» **GOAL**: Identify the lines bearing the string "рекомендации" and gather them.

» **DATA**:
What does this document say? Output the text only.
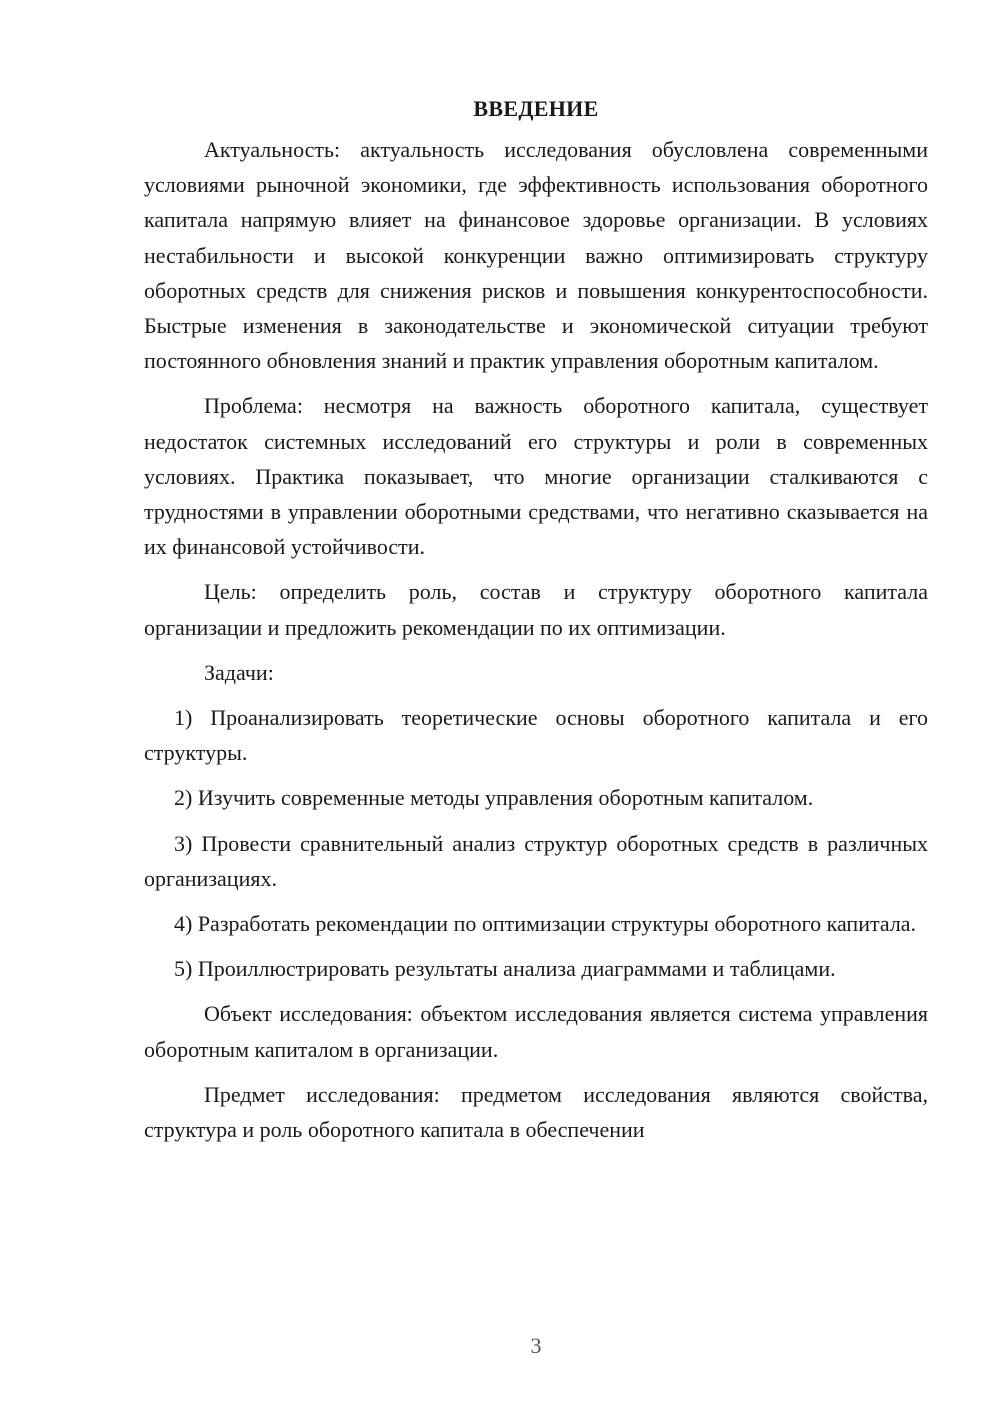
ВВЕДЕНИЕ

Актуальность: актуальность исследования обусловлена современными условиями рыночной экономики, где эффективность использования оборотного капитала напрямую влияет на финансовое здоровье организации. В условиях нестабильности и высокой конкуренции важно оптимизировать структуру оборотных средств для снижения рисков и повышения конкурентоспособности. Быстрые изменения в законодательстве и экономической ситуации требуют постоянного обновления знаний и практик управления оборотным капиталом.

Проблема: несмотря на важность оборотного капитала, существует недостаток системных исследований его структуры и роли в современных условиях. Практика показывает, что многие организации сталкиваются с трудностями в управлении оборотными средствами, что негативно сказывается на их финансовой устойчивости.

Цель: определить роль, состав и структуру оборотного капитала организации и предложить рекомендации по их оптимизации.

Задачи:

1) Проанализировать теоретические основы оборотного капитала и его структуры.

2) Изучить современные методы управления оборотным капиталом.

3) Провести сравнительный анализ структур оборотных средств в различных организациях.

4) Разработать рекомендации по оптимизации структуры оборотного капитала.

5) Проиллюстрировать результаты анализа диаграммами и таблицами.

Объект исследования: объектом исследования является система управления оборотным капиталом в организации.

Предмет исследования: предметом исследования являются свойства, структура и роль оборотного капитала в обеспечении

3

» **RESULT FOR THIS EXERCISE**:
Цель: определить роль, состав и структуру оборотного капитала организации и предложить рекомендации по их оптимизации.
4) Разработать рекомендации по оптимизации структуры оборотного капитала.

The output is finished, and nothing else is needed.